- [WORK ORDER]
Copy out the data below verbatim.
··· DATA EXTRACTS ···
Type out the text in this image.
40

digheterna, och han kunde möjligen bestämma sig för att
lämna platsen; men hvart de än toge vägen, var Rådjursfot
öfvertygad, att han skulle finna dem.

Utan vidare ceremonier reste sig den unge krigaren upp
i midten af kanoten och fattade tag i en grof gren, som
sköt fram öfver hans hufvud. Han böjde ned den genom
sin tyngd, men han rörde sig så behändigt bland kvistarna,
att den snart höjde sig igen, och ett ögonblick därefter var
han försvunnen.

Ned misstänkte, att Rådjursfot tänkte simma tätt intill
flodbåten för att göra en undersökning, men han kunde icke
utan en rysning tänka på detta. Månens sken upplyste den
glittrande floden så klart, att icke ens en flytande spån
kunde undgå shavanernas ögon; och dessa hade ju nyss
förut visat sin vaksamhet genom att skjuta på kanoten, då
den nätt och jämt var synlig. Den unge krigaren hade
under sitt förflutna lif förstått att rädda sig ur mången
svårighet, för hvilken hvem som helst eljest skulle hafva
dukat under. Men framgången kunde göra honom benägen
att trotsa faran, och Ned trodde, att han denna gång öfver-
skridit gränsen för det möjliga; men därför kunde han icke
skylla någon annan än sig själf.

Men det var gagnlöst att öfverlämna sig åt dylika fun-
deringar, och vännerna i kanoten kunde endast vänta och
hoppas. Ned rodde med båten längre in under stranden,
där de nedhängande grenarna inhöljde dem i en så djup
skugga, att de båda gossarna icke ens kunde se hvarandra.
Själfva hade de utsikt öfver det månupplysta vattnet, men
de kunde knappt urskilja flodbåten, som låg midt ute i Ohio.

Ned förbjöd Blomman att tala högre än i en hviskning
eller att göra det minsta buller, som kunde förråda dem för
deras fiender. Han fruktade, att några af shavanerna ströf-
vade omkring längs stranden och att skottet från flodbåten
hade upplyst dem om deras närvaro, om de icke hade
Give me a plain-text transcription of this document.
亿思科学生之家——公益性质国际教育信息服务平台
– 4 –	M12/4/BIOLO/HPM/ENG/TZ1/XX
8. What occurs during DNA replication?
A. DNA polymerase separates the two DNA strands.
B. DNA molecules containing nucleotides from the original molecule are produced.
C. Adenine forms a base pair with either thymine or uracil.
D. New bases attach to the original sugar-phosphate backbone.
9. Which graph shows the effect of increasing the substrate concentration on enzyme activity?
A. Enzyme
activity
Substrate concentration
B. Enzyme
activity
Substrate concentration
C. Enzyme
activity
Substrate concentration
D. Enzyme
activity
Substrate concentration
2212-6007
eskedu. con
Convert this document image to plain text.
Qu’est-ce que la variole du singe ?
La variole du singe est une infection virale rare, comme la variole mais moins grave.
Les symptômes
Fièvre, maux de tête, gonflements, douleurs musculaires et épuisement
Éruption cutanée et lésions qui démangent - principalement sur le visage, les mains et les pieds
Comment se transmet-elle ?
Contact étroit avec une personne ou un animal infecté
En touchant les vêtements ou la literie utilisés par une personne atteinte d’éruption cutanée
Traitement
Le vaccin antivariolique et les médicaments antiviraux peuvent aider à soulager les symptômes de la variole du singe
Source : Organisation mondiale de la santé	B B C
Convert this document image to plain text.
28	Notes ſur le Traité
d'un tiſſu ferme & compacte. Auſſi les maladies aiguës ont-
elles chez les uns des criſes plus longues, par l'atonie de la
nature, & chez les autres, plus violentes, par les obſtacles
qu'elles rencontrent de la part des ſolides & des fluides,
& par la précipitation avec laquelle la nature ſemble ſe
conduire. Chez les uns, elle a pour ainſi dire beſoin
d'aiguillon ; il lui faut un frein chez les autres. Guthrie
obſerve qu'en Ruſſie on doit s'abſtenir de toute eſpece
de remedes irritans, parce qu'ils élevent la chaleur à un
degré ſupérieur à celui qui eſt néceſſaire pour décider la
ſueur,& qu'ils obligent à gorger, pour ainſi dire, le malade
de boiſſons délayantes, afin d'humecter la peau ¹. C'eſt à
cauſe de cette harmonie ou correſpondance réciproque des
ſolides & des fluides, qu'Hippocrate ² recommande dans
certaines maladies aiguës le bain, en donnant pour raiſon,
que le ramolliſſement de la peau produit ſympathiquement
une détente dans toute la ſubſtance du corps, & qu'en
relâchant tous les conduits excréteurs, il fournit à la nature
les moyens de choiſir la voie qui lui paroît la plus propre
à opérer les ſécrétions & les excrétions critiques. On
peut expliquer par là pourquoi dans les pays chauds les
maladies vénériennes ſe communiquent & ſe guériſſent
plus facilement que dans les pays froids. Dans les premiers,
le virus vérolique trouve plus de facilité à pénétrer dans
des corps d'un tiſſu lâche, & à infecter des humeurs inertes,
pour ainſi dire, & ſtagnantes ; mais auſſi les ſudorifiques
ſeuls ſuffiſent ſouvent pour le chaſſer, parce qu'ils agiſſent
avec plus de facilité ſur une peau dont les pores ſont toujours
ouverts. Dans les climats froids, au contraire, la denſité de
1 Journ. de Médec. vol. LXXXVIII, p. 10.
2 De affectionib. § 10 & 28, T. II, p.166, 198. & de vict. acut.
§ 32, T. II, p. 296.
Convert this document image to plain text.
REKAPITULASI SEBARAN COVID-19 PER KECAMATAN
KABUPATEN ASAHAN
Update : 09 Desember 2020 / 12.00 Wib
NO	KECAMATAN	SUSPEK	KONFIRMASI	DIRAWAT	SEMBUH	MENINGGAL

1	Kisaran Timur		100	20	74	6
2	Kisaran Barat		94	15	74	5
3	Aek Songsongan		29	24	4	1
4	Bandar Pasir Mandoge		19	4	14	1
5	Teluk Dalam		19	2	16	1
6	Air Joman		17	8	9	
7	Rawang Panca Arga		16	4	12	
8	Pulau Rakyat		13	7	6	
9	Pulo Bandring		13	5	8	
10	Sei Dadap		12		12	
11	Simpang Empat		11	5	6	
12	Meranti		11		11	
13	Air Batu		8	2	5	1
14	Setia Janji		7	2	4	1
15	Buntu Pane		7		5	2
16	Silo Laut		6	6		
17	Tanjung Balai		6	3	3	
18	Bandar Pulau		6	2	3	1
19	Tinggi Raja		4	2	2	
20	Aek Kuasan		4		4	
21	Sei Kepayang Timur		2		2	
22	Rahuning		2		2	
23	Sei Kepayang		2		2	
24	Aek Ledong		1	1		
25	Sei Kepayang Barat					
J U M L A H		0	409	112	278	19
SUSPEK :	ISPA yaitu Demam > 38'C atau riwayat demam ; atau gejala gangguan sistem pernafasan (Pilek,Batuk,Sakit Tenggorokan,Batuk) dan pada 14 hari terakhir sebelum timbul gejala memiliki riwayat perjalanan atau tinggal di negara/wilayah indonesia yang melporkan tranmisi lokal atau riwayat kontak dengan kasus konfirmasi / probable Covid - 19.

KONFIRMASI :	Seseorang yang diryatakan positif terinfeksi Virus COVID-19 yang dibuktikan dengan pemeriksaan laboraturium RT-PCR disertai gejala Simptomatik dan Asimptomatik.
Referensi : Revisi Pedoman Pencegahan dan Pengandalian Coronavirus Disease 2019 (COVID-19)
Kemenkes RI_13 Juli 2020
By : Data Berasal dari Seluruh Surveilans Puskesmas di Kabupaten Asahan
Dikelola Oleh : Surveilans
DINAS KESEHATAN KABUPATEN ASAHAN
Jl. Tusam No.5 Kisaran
···
- [RESPONSE AREA]
Type out the text in this image.
40

digheterna, och han kunde möjligen bestämma sig för att
lämna platsen; men hvart de än toge vägen, var Rådjursfot
öfvertygad, att han skulle finna dem.

Utan vidare ceremonier reste sig den unge krigaren upp
i midten af kanoten och fattade tag i en grof gren, som
sköt fram öfver hans hufvud. Han böjde ned den genom
sin tyngd, men han rörde sig så behändigt bland kvistarna,
att den snart höjde sig igen, och ett ögonblick därefter var
han försvunnen.

Ned misstänkte, att Rådjursfot tänkte simma tätt intill
flodbåten för att göra en undersökning, men han kunde icke
utan en rysning tänka på detta. Månens sken upplyste den
glittrande floden så klart, att icke ens en flytande spån
kunde undgå shavanernas ögon; och dessa hade ju nyss
förut visat sin vaksamhet genom att skjuta på kanoten, då
den nätt och jämt var synlig. Den unge krigaren hade
under sitt förflutna lif förstått att rädda sig ur mången
svårighet, för hvilken hvem som helst eljest skulle hafva
dukat under. Men framgången kunde göra honom benägen
att trotsa faran, och Ned trodde, att han denna gång öfver-
skridit gränsen för det möjliga; men därför kunde han icke
skylla någon annan än sig själf.

Men det var gagnlöst att öfverlämna sig åt dylika fun-
deringar, och vännerna i kanoten kunde endast vänta och
hoppas. Ned rodde med båten längre in under stranden,
där de nedhängande grenarna inhöljde dem i en så djup
skugga, att de båda gossarna icke ens kunde se hvarandra.
Själfva hade de utsikt öfver det månupplysta vattnet, men
de kunde knappt urskilja flodbåten, som låg midt ute i Ohio.

Ned förbjöd Blomman att tala högre än i en hviskning
eller att göra det minsta buller, som kunde förråda dem för
deras fiender. Han fruktade, att några af shavanerna ströf-
vade omkring längs stranden och att skottet från flodbåten
hade upplyst dem om deras närvaro, om de icke hade
Give me a plain-text transcription of this document.
亿思科学生之家——公益性质国际教育信息服务平台
– 4 –	M12/4/BIOLO/HPM/ENG/TZ1/XX
8. What occurs during DNA replication?
A. DNA polymerase separates the two DNA strands.
B. DNA molecules containing nucleotides from the original molecule are produced.
C. Adenine forms a base pair with either thymine or uracil.
D. New bases attach to the original sugar-phosphate backbone.
9. Which graph shows the effect of increasing the substrate concentration on enzyme activity?
A. Enzyme
activity
Substrate concentration
B. Enzyme
activity
Substrate concentration
C. Enzyme
activity
Substrate concentration
D. Enzyme
activity
Substrate concentration
2212-6007
eskedu. con
Convert this document image to plain text.
Qu’est-ce que la variole du singe ?
La variole du singe est une infection virale rare, comme la variole mais moins grave.
Les symptômes
Fièvre, maux de tête, gonflements, douleurs musculaires et épuisement
Éruption cutanée et lésions qui démangent - principalement sur le visage, les mains et les pieds
Comment se transmet-elle ?
Contact étroit avec une personne ou un animal infecté
En touchant les vêtements ou la literie utilisés par une personne atteinte d’éruption cutanée
Traitement
Le vaccin antivariolique et les médicaments antiviraux peuvent aider à soulager les symptômes de la variole du singe
Source : Organisation mondiale de la santé	B B C
Convert this document image to plain text.
28	Notes ſur le Traité
d'un tiſſu ferme & compacte. Auſſi les maladies aiguës ont-
elles chez les uns des criſes plus longues, par l'atonie de la
nature, & chez les autres, plus violentes, par les obſtacles
qu'elles rencontrent de la part des ſolides & des fluides,
& par la précipitation avec laquelle la nature ſemble ſe
conduire. Chez les uns, elle a pour ainſi dire beſoin
d'aiguillon ; il lui faut un frein chez les autres. Guthrie
obſerve qu'en Ruſſie on doit s'abſtenir de toute eſpece
de remedes irritans, parce qu'ils élevent la chaleur à un
degré ſupérieur à celui qui eſt néceſſaire pour décider la
ſueur,& qu'ils obligent à gorger, pour ainſi dire, le malade
de boiſſons délayantes, afin d'humecter la peau ¹. C'eſt à
cauſe de cette harmonie ou correſpondance réciproque des
ſolides & des fluides, qu'Hippocrate ² recommande dans
certaines maladies aiguës le bain, en donnant pour raiſon,
que le ramolliſſement de la peau produit ſympathiquement
une détente dans toute la ſubſtance du corps, & qu'en
relâchant tous les conduits excréteurs, il fournit à la nature
les moyens de choiſir la voie qui lui paroît la plus propre
à opérer les ſécrétions & les excrétions critiques. On
peut expliquer par là pourquoi dans les pays chauds les
maladies vénériennes ſe communiquent & ſe guériſſent
plus facilement que dans les pays froids. Dans les premiers,
le virus vérolique trouve plus de facilité à pénétrer dans
des corps d'un tiſſu lâche, & à infecter des humeurs inertes,
pour ainſi dire, & ſtagnantes ; mais auſſi les ſudorifiques
ſeuls ſuffiſent ſouvent pour le chaſſer, parce qu'ils agiſſent
avec plus de facilité ſur une peau dont les pores ſont toujours
ouverts. Dans les climats froids, au contraire, la denſité de
1 Journ. de Médec. vol. LXXXVIII, p. 10.
2 De affectionib. § 10 & 28, T. II, p.166, 198. & de vict. acut.
§ 32, T. II, p. 296.
Convert this document image to plain text.
REKAPITULASI SEBARAN COVID-19 PER KECAMATAN
KABUPATEN ASAHAN
Update : 09 Desember 2020 / 12.00 Wib
NO	KECAMATAN	SUSPEK	KONFIRMASI	DIRAWAT	SEMBUH	MENINGGAL

1	Kisaran Timur		100	20	74	6
2	Kisaran Barat		94	15	74	5
3	Aek Songsongan		29	24	4	1
4	Bandar Pasir Mandoge		19	4	14	1
5	Teluk Dalam		19	2	16	1
6	Air Joman		17	8	9	
7	Rawang Panca Arga		16	4	12	
8	Pulau Rakyat		13	7	6	
9	Pulo Bandring		13	5	8	
10	Sei Dadap		12		12	
11	Simpang Empat		11	5	6	
12	Meranti		11		11	
13	Air Batu		8	2	5	1
14	Setia Janji		7	2	4	1
15	Buntu Pane		7		5	2
16	Silo Laut		6	6		
17	Tanjung Balai		6	3	3	
18	Bandar Pulau		6	2	3	1
19	Tinggi Raja		4	2	2	
20	Aek Kuasan		4		4	
21	Sei Kepayang Timur		2		2	
22	Rahuning		2		2	
23	Sei Kepayang		2		2	
24	Aek Ledong		1	1		
25	Sei Kepayang Barat					
J U M L A H		0	409	112	278	19
SUSPEK :	ISPA yaitu Demam > 38'C atau riwayat demam ; atau gejala gangguan sistem pernafasan (Pilek,Batuk,Sakit Tenggorokan,Batuk) dan pada 14 hari terakhir sebelum timbul gejala memiliki riwayat perjalanan atau tinggal di negara/wilayah indonesia yang melporkan tranmisi lokal atau riwayat kontak dengan kasus konfirmasi / probable Covid - 19.

KONFIRMASI :	Seseorang yang diryatakan positif terinfeksi Virus COVID-19 yang dibuktikan dengan pemeriksaan laboraturium RT-PCR disertai gejala Simptomatik dan Asimptomatik.
Referensi : Revisi Pedoman Pencegahan dan Pengandalian Coronavirus Disease 2019 (COVID-19)
Kemenkes RI_13 Juli 2020
By : Data Berasal dari Seluruh Surveilans Puskesmas di Kabupaten Asahan
Dikelola Oleh : Surveilans
DINAS KESEHATAN KABUPATEN ASAHAN
Jl. Tusam No.5 Kisaran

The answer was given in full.